Pag-aralan ang Sipi na ito

  
/ 10837  
  

6015. In de voertuigen die Farao gezonden had om hem te dragen; dat dit de leerstellige dingen betekenen die vanuit de wetenschappelijke dingen van de Kerk zijn, staat vast uit de betekenis van de voertuigen, namelijk de leerstellige dingen, nr. 5945;

en uit de uitbeelding van Farao, namelijk het wetenschappelijke van de Kerk in het algemeen; met Egypte immers wordt het wetenschappelijke van de Kerk aangeduid, nrs. 1462, 4749, 4964, 4966;

vandaar met de koning ervan dat wetenschappelijke in het algemeen, zoals eveneens elders in het Woord; maar in de meeste plaatsen wordt zoals met Egypte en dus eveneens met Farao het verdraaide wetenschappelijke aangeduid; dat Farao het wetenschappelijke in het algemeen is, blijkt bij Jesaja:

‘Dwazen zijn de vorsten van Zoan, de wijzen der raadsheren van Farao; de raad is dom geworden; hoe zegt gij tot Farao: Ik ben een zoon der wijzen, een zoon der koningen der oudheid’, (Jesaja 19:11);

Farao staat hier voor het wetenschappelijke van de Kerk in het algemeen; vandaar werd hij genoemd ‘zoon der wijzen’ en ‘zoon der koningen der oudheid’; wijzen en koningen der oudheid staat voor de ware dingen van de Oude Kerk; maar hier wordt verstaan dat dat wetenschappelijke is verdwaasd, want er wordt gezegd: Dwazen zijn de vorsten van Zoan geworden, de raad is dom geworden.

▸ OPDRACHT: Waarvoor staan volgens het tekstfragment over Farao de wijzen en koningen der oudheid?

▸ GEGEVENSGEDEELTE:
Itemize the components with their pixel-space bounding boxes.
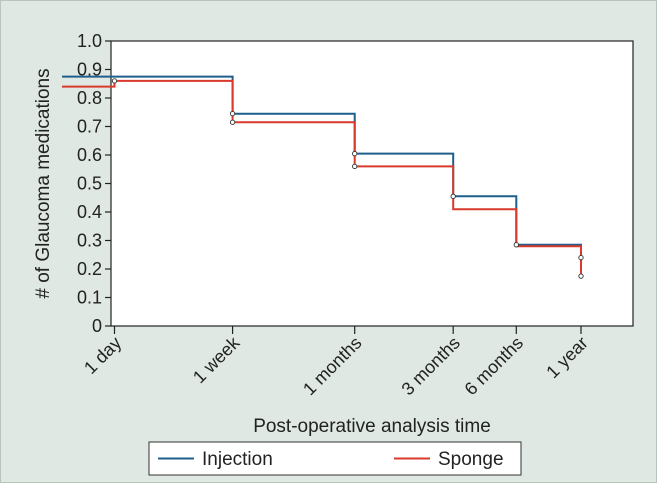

▸ UITWERKING: Voor de ware dingen van de Oude Kerk.